→ **Given data**:
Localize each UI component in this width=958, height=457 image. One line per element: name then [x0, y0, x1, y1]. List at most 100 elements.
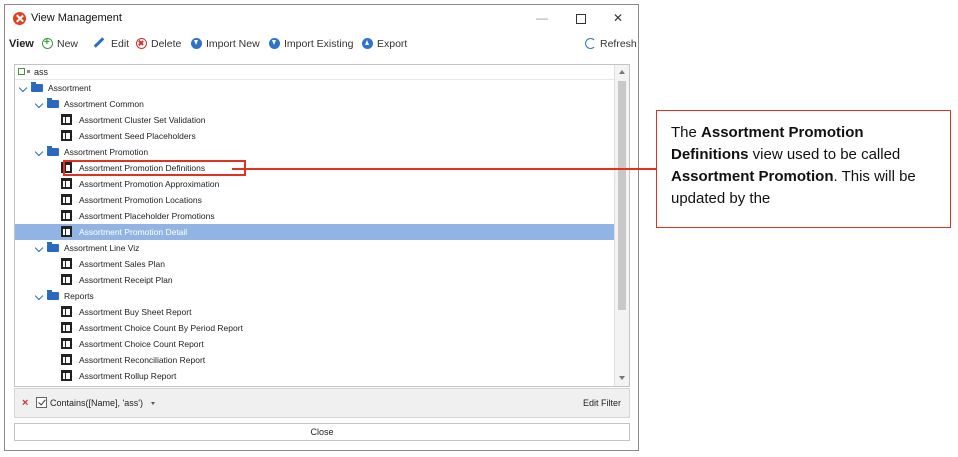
tree-view-row[interactable]: Assortment Promotion Approximation — [15, 176, 614, 192]
tree-folder-row[interactable]: Assortment Common — [15, 96, 614, 112]
filter-bar: × Contains([Name], 'ass') Edit Filter — [14, 388, 630, 418]
clear-filter-icon[interactable]: × — [22, 397, 28, 409]
vertical-scrollbar[interactable] — [614, 65, 629, 386]
toolbar: View New Edit Delete Import New Import E… — [5, 33, 638, 56]
tree-view-label: Assortment Promotion Approximation — [79, 179, 220, 189]
table-view-icon — [61, 194, 72, 205]
tree-view-label: Assortment Cluster Set Validation — [79, 115, 206, 125]
maximize-button[interactable] — [569, 9, 593, 27]
scroll-thumb[interactable] — [618, 81, 626, 310]
edit-label: Edit — [111, 38, 130, 50]
tree-view-label: Assortment Sales Plan — [79, 259, 165, 269]
delete-label: Delete — [151, 38, 182, 50]
import-existing-label: Import Existing — [284, 38, 354, 50]
delete-circle-icon — [136, 38, 147, 49]
chevron-down-icon[interactable] — [34, 99, 44, 109]
tree-view-row[interactable]: Assortment Cluster Set Validation — [15, 112, 614, 128]
tree-view-row[interactable]: Assortment Placeholder Promotions — [15, 208, 614, 224]
plus-circle-icon — [42, 35, 53, 50]
folder-icon — [47, 242, 59, 252]
tree-folder-label: Assortment Common — [64, 99, 144, 109]
tree-view-label: Assortment Promotion Locations — [79, 195, 202, 205]
edit-button[interactable]: Edit — [93, 37, 129, 52]
tree-view-row[interactable]: Assortment Seed Placeholders — [15, 128, 614, 144]
download-circle-icon — [269, 38, 280, 49]
new-button[interactable]: New — [42, 35, 78, 52]
tree-view-row[interactable]: Assortment Receipt Plan — [15, 272, 614, 288]
folder-icon — [47, 98, 59, 108]
filter-dropdown-icon[interactable] — [151, 402, 155, 405]
close-window-button[interactable]: ✕ — [606, 9, 630, 27]
tree-folder-row[interactable]: Assortment Promotion — [15, 144, 614, 160]
tree-view-label: Assortment Reconciliation Report — [79, 355, 206, 365]
scroll-down-icon[interactable] — [619, 376, 625, 380]
callout-text-2: view used to be called — [748, 146, 901, 163]
search-input[interactable] — [34, 66, 334, 78]
edit-filter-link[interactable]: Edit Filter — [583, 398, 621, 408]
table-view-icon — [61, 322, 72, 333]
tree-folder-label: Assortment Promotion — [64, 147, 149, 157]
tree-folder-row[interactable]: Assortment — [15, 80, 614, 96]
tree-view-row[interactable]: Assortment Reconciliation Report — [15, 352, 614, 368]
highlight-box — [63, 160, 246, 176]
tree-view-row[interactable]: Assortment Promotion Locations — [15, 192, 614, 208]
tree-view-row[interactable]: Assortment Choice Count By Period Report — [15, 320, 614, 336]
chevron-down-icon[interactable] — [34, 147, 44, 157]
tree-view-row[interactable]: Assortment Buy Sheet Report — [15, 304, 614, 320]
folder-icon — [31, 82, 43, 92]
import-new-button[interactable]: Import New — [191, 37, 260, 52]
pencil-icon — [93, 37, 105, 48]
tree-folder-row[interactable]: Reports — [15, 288, 614, 304]
app-icon — [13, 12, 26, 25]
table-view-icon — [61, 130, 72, 141]
filter-enabled-checkbox[interactable] — [36, 397, 47, 408]
tree-view-label: Assortment Seed Placeholders — [79, 131, 196, 141]
tree-view-row[interactable]: Assortment Rollup Report — [15, 368, 614, 384]
tree-view-label: Assortment Receipt Plan — [79, 275, 173, 285]
refresh-button[interactable]: Refresh — [585, 37, 637, 52]
export-button[interactable]: Export — [362, 37, 407, 52]
delete-button[interactable]: Delete — [136, 37, 181, 52]
scroll-up-icon[interactable] — [619, 70, 625, 74]
tree-view-label: Assortment Choice Count Report — [79, 339, 204, 349]
table-view-icon — [61, 258, 72, 269]
folder-icon — [47, 290, 59, 300]
callout-text-1: The — [671, 124, 702, 141]
export-label: Export — [377, 38, 408, 50]
table-view-icon — [61, 114, 72, 125]
view-tree-panel: Assortment Assortment Common Assortment Cl… — [14, 64, 630, 387]
view-management-window: View Management — ✕ View New Edit Delete… — [4, 4, 639, 451]
table-view-icon — [61, 370, 72, 381]
download-circle-icon — [191, 38, 202, 49]
tree-folder-label: Reports — [64, 291, 94, 301]
upload-circle-icon — [362, 38, 373, 49]
callout-connector — [232, 168, 656, 170]
close-button[interactable]: Close — [14, 423, 630, 441]
refresh-label: Refresh — [600, 38, 637, 50]
tree-view-row[interactable]: Assortment Sales Plan — [15, 256, 614, 272]
chevron-down-icon[interactable] — [34, 243, 44, 253]
minimize-button[interactable]: — — [530, 9, 554, 27]
table-view-icon — [61, 178, 72, 189]
tree-folder-row[interactable]: Assortment Line Viz — [15, 240, 614, 256]
chevron-down-icon[interactable] — [34, 291, 44, 301]
tree-view-label: Assortment Rollup Report — [79, 371, 177, 381]
filter-expression: Contains([Name], 'ass') — [50, 398, 143, 408]
tree-view-label: Assortment Placeholder Promotions — [79, 211, 215, 221]
tree-folder-label: Assortment — [48, 83, 91, 93]
tree-view-label: Assortment Choice Count By Period Report — [79, 323, 243, 333]
import-new-label: Import New — [206, 38, 260, 50]
tree-view-row[interactable]: Assortment Promotion Detail — [15, 224, 614, 240]
callout-note: The Assortment Promotion Definitions vie… — [656, 110, 951, 228]
callout-bold-2: Assortment Promotion — [671, 168, 834, 185]
tree-view-row[interactable]: Assortment Choice Count Report — [15, 336, 614, 352]
filter-search-icon — [18, 68, 30, 75]
chevron-down-icon[interactable] — [18, 83, 28, 93]
title-bar: View Management — ✕ — [5, 5, 638, 33]
table-view-icon — [61, 274, 72, 285]
table-view-icon — [61, 226, 72, 237]
refresh-icon — [585, 38, 596, 49]
import-existing-button[interactable]: Import Existing — [269, 37, 353, 52]
tree-view-label: Assortment Promotion Detail — [79, 227, 188, 237]
tree-folder-label: Assortment Line Viz — [64, 243, 140, 253]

→ **Direction**:
Set down, unchanged, every line of the entries from the line containing "tree-view-row[interactable]: Assortment Promotion Approximation" through the line containing "vertical-scrollbar[interactable] — [614, 65, 629, 386]", with both of those lines included.

→ **Correct output**:
tree-view-row[interactable]: Assortment Promotion Approximation — [15, 176, 614, 192]
tree-folder-row[interactable]: Assortment Common — [15, 96, 614, 112]
filter-bar: × Contains([Name], 'ass') Edit Filter — [14, 388, 630, 418]
clear-filter-icon[interactable]: × — [22, 397, 28, 409]
vertical-scrollbar[interactable] — [614, 65, 629, 386]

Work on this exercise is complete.